### Dataset records ###

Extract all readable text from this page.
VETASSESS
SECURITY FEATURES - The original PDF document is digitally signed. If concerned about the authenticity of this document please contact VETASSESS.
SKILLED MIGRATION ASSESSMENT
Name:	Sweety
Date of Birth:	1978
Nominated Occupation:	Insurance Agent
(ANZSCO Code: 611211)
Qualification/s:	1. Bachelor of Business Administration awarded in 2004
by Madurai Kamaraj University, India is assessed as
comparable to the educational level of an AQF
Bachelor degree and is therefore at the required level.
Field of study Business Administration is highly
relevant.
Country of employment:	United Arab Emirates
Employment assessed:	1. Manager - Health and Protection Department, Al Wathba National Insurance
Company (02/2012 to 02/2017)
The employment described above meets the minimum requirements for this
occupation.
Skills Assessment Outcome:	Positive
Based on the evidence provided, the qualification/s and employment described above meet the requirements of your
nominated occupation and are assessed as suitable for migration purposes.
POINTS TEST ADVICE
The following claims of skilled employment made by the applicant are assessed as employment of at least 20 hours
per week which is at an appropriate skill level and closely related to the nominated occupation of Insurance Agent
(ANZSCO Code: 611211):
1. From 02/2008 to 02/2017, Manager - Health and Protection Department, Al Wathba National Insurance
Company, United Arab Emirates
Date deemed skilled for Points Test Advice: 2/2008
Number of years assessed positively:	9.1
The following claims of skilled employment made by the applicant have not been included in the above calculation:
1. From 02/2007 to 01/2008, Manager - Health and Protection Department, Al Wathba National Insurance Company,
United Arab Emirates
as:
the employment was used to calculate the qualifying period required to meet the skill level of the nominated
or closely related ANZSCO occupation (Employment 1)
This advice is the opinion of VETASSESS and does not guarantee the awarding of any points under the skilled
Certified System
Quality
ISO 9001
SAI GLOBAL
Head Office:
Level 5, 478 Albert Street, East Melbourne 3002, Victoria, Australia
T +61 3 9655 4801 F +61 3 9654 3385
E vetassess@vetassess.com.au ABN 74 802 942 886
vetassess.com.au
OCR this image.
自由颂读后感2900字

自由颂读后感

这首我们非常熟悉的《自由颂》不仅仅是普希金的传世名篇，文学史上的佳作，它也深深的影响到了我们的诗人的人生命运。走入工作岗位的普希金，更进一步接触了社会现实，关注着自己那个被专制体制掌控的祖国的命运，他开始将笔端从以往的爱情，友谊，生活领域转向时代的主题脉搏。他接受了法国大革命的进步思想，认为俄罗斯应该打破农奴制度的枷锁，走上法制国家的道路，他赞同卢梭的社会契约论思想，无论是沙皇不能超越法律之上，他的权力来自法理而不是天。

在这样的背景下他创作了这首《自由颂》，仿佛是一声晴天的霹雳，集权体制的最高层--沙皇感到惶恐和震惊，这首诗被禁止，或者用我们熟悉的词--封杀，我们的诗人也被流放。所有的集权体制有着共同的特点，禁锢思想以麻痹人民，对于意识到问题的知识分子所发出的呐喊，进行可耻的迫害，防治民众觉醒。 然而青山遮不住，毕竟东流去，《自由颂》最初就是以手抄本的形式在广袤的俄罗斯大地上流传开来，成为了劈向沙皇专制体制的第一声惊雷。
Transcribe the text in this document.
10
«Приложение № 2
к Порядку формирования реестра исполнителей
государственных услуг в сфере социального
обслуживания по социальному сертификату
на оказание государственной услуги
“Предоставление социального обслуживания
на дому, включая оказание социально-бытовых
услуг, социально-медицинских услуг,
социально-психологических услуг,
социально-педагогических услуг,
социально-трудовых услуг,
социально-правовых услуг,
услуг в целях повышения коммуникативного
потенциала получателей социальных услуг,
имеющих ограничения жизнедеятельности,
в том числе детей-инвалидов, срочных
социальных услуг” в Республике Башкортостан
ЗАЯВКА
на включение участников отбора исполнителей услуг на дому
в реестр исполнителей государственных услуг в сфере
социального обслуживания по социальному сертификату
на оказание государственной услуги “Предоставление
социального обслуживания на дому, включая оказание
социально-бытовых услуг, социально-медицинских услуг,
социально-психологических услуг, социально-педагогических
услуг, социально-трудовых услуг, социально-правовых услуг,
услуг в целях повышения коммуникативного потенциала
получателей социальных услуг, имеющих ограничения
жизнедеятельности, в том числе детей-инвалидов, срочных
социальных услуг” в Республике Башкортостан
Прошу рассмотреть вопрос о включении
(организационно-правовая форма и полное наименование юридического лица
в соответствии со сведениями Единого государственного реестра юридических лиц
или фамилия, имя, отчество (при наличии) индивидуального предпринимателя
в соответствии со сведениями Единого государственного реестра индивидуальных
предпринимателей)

###

Your goal >> Repeat every entry word for word.

The completed task >>
Extract all readable text from this page.
VETASSESS
SECURITY FEATURES - The original PDF document is digitally signed. If concerned about the authenticity of this document please contact VETASSESS.
SKILLED MIGRATION ASSESSMENT
Name:	Sweety
Date of Birth:	1978
Nominated Occupation:	Insurance Agent
(ANZSCO Code: 611211)
Qualification/s:	1. Bachelor of Business Administration awarded in 2004
by Madurai Kamaraj University, India is assessed as
comparable to the educational level of an AQF
Bachelor degree and is therefore at the required level.
Field of study Business Administration is highly
relevant.
Country of employment:	United Arab Emirates
Employment assessed:	1. Manager - Health and Protection Department, Al Wathba National Insurance
Company (02/2012 to 02/2017)
The employment described above meets the minimum requirements for this
occupation.
Skills Assessment Outcome:	Positive
Based on the evidence provided, the qualification/s and employment described above meet the requirements of your
nominated occupation and are assessed as suitable for migration purposes.
POINTS TEST ADVICE
The following claims of skilled employment made by the applicant are assessed as employment of at least 20 hours
per week which is at an appropriate skill level and closely related to the nominated occupation of Insurance Agent
(ANZSCO Code: 611211):
1. From 02/2008 to 02/2017, Manager - Health and Protection Department, Al Wathba National Insurance
Company, United Arab Emirates
Date deemed skilled for Points Test Advice: 2/2008
Number of years assessed positively:	9.1
The following claims of skilled employment made by the applicant have not been included in the above calculation:
1. From 02/2007 to 01/2008, Manager - Health and Protection Department, Al Wathba National Insurance Company,
United Arab Emirates
as:
the employment was used to calculate the qualifying period required to meet the skill level of the nominated
or closely related ANZSCO occupation (Employment 1)
This advice is the opinion of VETASSESS and does not guarantee the awarding of any points under the skilled
Certified System
Quality
ISO 9001
SAI GLOBAL
Head Office:
Level 5, 478 Albert Street, East Melbourne 3002, Victoria, Australia
T +61 3 9655 4801 F +61 3 9654 3385
E vetassess@vetassess.com.au ABN 74 802 942 886
vetassess.com.au
OCR this image.
自由颂读后感2900字

自由颂读后感

这首我们非常熟悉的《自由颂》不仅仅是普希金的传世名篇，文学史上的佳作，它也深深的影响到了我们的诗人的人生命运。走入工作岗位的普希金，更进一步接触了社会现实，关注着自己那个被专制体制掌控的祖国的命运，他开始将笔端从以往的爱情，友谊，生活领域转向时代的主题脉搏。他接受了法国大革命的进步思想，认为俄罗斯应该打破农奴制度的枷锁，走上法制国家的道路，他赞同卢梭的社会契约论思想，无论是沙皇不能超越法律之上，他的权力来自法理而不是天。

在这样的背景下他创作了这首《自由颂》，仿佛是一声晴天的霹雳，集权体制的最高层--沙皇感到惶恐和震惊，这首诗被禁止，或者用我们熟悉的词--封杀，我们的诗人也被流放。所有的集权体制有着共同的特点，禁锢思想以麻痹人民，对于意识到问题的知识分子所发出的呐喊，进行可耻的迫害，防治民众觉醒。 然而青山遮不住，毕竟东流去，《自由颂》最初就是以手抄本的形式在广袤的俄罗斯大地上流传开来，成为了劈向沙皇专制体制的第一声惊雷。
Transcribe the text in this document.
10
«Приложение № 2
к Порядку формирования реестра исполнителей
государственных услуг в сфере социального
обслуживания по социальному сертификату
на оказание государственной услуги
“Предоставление социального обслуживания
на дому, включая оказание социально-бытовых
услуг, социально-медицинских услуг,
социально-психологических услуг,
социально-педагогических услуг,
социально-трудовых услуг,
социально-правовых услуг,
услуг в целях повышения коммуникативного
потенциала получателей социальных услуг,
имеющих ограничения жизнедеятельности,
в том числе детей-инвалидов, срочных
социальных услуг” в Республике Башкортостан
ЗАЯВКА
на включение участников отбора исполнителей услуг на дому
в реестр исполнителей государственных услуг в сфере
социального обслуживания по социальному сертификату
на оказание государственной услуги “Предоставление
социального обслуживания на дому, включая оказание
социально-бытовых услуг, социально-медицинских услуг,
социально-психологических услуг, социально-педагогических
услуг, социально-трудовых услуг, социально-правовых услуг,
услуг в целях повышения коммуникативного потенциала
получателей социальных услуг, имеющих ограничения
жизнедеятельности, в том числе детей-инвалидов, срочных
социальных услуг” в Республике Башкортостан
Прошу рассмотреть вопрос о включении
(организационно-правовая форма и полное наименование юридического лица
в соответствии со сведениями Единого государственного реестра юридических лиц
или фамилия, имя, отчество (при наличии) индивидуального предпринимателя
в соответствии со сведениями Единого государственного реестра индивидуальных
предпринимателей)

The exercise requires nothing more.